[Figure contents as structured data]
"""

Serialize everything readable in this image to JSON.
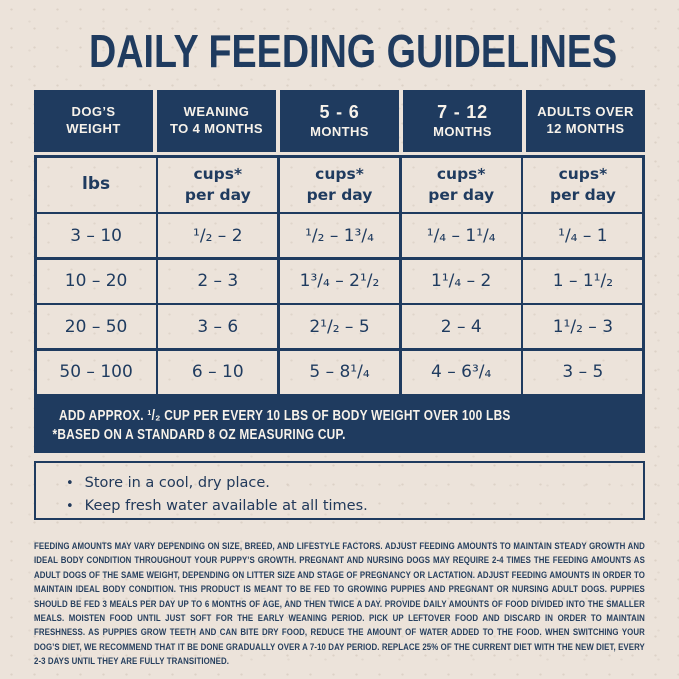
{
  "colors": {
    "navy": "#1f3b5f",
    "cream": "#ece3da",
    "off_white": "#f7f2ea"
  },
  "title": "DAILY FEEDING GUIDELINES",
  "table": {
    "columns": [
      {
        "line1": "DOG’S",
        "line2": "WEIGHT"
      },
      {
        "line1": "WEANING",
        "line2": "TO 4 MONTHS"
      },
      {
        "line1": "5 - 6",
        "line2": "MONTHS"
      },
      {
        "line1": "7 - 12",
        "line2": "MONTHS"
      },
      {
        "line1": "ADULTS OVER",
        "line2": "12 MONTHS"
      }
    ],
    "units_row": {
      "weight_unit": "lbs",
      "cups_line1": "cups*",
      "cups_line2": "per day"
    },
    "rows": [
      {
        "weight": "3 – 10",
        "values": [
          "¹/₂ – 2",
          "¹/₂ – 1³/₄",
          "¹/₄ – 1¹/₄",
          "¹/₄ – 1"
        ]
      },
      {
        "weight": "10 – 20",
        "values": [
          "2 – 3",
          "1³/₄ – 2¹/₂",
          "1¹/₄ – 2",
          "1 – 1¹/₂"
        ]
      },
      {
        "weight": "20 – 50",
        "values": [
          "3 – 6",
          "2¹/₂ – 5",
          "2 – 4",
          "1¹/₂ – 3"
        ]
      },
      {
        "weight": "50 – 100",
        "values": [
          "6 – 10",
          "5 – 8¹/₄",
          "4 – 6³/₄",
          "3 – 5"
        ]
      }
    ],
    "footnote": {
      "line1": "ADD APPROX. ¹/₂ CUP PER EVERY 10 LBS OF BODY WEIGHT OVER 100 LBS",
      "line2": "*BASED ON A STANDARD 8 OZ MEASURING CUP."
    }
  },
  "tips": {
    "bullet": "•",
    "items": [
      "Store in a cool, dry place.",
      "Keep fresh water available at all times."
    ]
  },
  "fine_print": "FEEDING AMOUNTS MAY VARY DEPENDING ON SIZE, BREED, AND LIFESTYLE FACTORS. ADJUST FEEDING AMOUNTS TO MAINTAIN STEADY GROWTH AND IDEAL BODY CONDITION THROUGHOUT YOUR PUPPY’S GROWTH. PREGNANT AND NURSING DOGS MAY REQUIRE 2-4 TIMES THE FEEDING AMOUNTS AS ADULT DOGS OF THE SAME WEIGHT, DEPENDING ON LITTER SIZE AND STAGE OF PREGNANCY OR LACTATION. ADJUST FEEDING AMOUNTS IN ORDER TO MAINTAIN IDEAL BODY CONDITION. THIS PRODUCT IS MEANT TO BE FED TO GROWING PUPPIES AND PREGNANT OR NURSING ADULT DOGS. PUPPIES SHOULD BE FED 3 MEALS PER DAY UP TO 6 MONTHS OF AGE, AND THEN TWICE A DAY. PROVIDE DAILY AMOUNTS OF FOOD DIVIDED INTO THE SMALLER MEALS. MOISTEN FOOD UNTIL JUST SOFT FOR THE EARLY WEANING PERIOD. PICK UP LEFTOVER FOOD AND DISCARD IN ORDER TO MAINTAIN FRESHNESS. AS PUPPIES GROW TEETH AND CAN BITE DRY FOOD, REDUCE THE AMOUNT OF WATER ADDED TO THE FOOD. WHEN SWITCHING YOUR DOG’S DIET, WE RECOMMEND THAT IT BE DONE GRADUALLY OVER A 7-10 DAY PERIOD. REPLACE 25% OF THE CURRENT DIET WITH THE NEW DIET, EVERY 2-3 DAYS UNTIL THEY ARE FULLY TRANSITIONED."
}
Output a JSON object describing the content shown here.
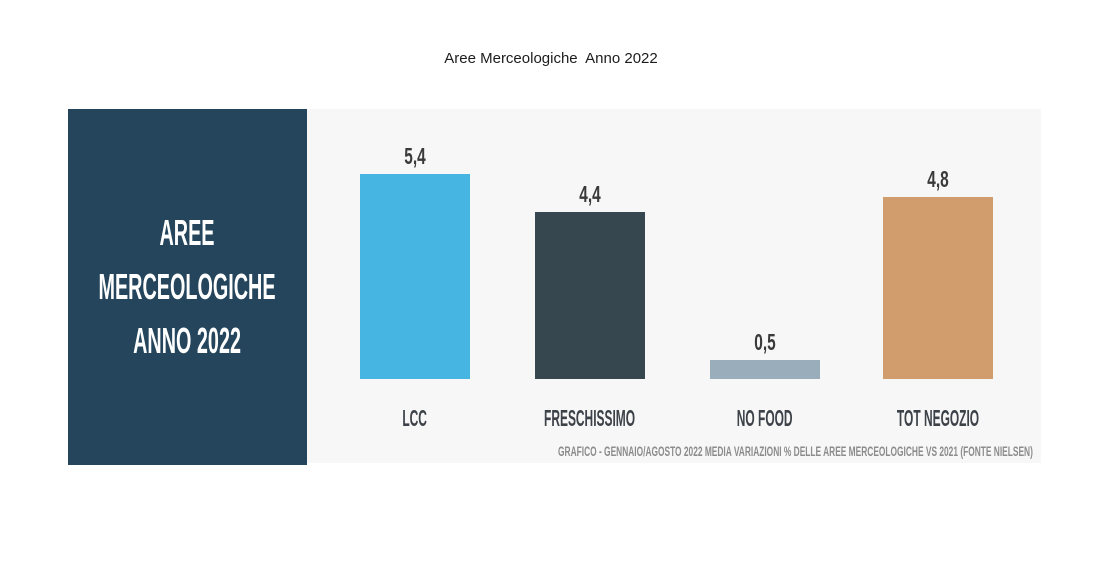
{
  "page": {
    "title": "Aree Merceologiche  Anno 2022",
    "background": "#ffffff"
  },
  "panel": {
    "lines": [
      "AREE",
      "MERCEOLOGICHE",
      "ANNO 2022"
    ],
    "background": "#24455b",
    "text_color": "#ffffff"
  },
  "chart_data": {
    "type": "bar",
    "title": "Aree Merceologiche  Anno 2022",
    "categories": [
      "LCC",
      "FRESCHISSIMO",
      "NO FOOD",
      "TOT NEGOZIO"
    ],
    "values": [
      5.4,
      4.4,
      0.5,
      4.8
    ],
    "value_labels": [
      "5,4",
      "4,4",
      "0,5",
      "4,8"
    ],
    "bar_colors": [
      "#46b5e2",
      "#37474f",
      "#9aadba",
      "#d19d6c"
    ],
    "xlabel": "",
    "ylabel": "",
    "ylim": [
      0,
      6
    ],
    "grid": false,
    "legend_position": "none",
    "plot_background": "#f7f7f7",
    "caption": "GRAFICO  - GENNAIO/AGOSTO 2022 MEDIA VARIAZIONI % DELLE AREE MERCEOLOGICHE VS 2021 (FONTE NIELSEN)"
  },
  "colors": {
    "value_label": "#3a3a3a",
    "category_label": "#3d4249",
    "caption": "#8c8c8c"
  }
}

"""

* _Job_
Repeat the material above in full and exactly, apart from the pictures.

* _Reply to the task_
Serialize everything readable in this image to JSON.
{
  "colors": {
    "navy": "#1f3b5f",
    "cream": "#ece3da",
    "off_white": "#f7f2ea"
  },
  "title": "DAILY FEEDING GUIDELINES",
  "table": {
    "columns": [
      {
        "line1": "DOG’S",
        "line2": "WEIGHT"
      },
      {
        "line1": "WEANING",
        "line2": "TO 4 MONTHS"
      },
      {
        "line1": "5 - 6",
        "line2": "MONTHS"
      },
      {
        "line1": "7 - 12",
        "line2": "MONTHS"
      },
      {
        "line1": "ADULTS OVER",
        "line2": "12 MONTHS"
      }
    ],
    "units_row": {
      "weight_unit": "lbs",
      "cups_line1": "cups*",
      "cups_line2": "per day"
    },
    "rows": [
      {
        "weight": "3 – 10",
        "values": [
          "¹/₂ – 2",
          "¹/₂ – 1³/₄",
          "¹/₄ – 1¹/₄",
          "¹/₄ – 1"
        ]
      },
      {
        "weight": "10 – 20",
        "values": [
          "2 – 3",
          "1³/₄ – 2¹/₂",
          "1¹/₄ – 2",
          "1 – 1¹/₂"
        ]
      },
      {
        "weight": "20 – 50",
        "values": [
          "3 – 6",
          "2¹/₂ – 5",
          "2 – 4",
          "1¹/₂ – 3"
        ]
      },
      {
        "weight": "50 – 100",
        "values": [
          "6 – 10",
          "5 – 8¹/₄",
          "4 – 6³/₄",
          "3 – 5"
        ]
      }
    ],
    "footnote": {
      "line1": "ADD APPROX. ¹/₂ CUP PER EVERY 10 LBS OF BODY WEIGHT OVER 100 LBS",
      "line2": "*BASED ON A STANDARD 8 OZ MEASURING CUP."
    }
  },
  "tips": {
    "bullet": "•",
    "items": [
      "Store in a cool, dry place.",
      "Keep fresh water available at all times."
    ]
  },
  "fine_print": "FEEDING AMOUNTS MAY VARY DEPENDING ON SIZE, BREED, AND LIFESTYLE FACTORS. ADJUST FEEDING AMOUNTS TO MAINTAIN STEADY GROWTH AND IDEAL BODY CONDITION THROUGHOUT YOUR PUPPY’S GROWTH. PREGNANT AND NURSING DOGS MAY REQUIRE 2-4 TIMES THE FEEDING AMOUNTS AS ADULT DOGS OF THE SAME WEIGHT, DEPENDING ON LITTER SIZE AND STAGE OF PREGNANCY OR LACTATION. ADJUST FEEDING AMOUNTS IN ORDER TO MAINTAIN IDEAL BODY CONDITION. THIS PRODUCT IS MEANT TO BE FED TO GROWING PUPPIES AND PREGNANT OR NURSING ADULT DOGS. PUPPIES SHOULD BE FED 3 MEALS PER DAY UP TO 6 MONTHS OF AGE, AND THEN TWICE A DAY. PROVIDE DAILY AMOUNTS OF FOOD DIVIDED INTO THE SMALLER MEALS. MOISTEN FOOD UNTIL JUST SOFT FOR THE EARLY WEANING PERIOD. PICK UP LEFTOVER FOOD AND DISCARD IN ORDER TO MAINTAIN FRESHNESS. AS PUPPIES GROW TEETH AND CAN BITE DRY FOOD, REDUCE THE AMOUNT OF WATER ADDED TO THE FOOD. WHEN SWITCHING YOUR DOG’S DIET, WE RECOMMEND THAT IT BE DONE GRADUALLY OVER A 7-10 DAY PERIOD. REPLACE 25% OF THE CURRENT DIET WITH THE NEW DIET, EVERY 2-3 DAYS UNTIL THEY ARE FULLY TRANSITIONED."
}
Output a JSON object describing the content shown here.
{
  "page": {
    "title": "Aree Merceologiche  Anno 2022",
    "background": "#ffffff"
  },
  "panel": {
    "lines": [
      "AREE",
      "MERCEOLOGICHE",
      "ANNO 2022"
    ],
    "background": "#24455b",
    "text_color": "#ffffff"
  },
  "chart_data": {
    "type": "bar",
    "title": "Aree Merceologiche  Anno 2022",
    "categories": [
      "LCC",
      "FRESCHISSIMO",
      "NO FOOD",
      "TOT NEGOZIO"
    ],
    "values": [
      5.4,
      4.4,
      0.5,
      4.8
    ],
    "value_labels": [
      "5,4",
      "4,4",
      "0,5",
      "4,8"
    ],
    "bar_colors": [
      "#46b5e2",
      "#37474f",
      "#9aadba",
      "#d19d6c"
    ],
    "xlabel": "",
    "ylabel": "",
    "ylim": [
      0,
      6
    ],
    "grid": false,
    "legend_position": "none",
    "plot_background": "#f7f7f7",
    "caption": "GRAFICO  - GENNAIO/AGOSTO 2022 MEDIA VARIAZIONI % DELLE AREE MERCEOLOGICHE VS 2021 (FONTE NIELSEN)"
  },
  "colors": {
    "value_label": "#3a3a3a",
    "category_label": "#3d4249",
    "caption": "#8c8c8c"
  }
}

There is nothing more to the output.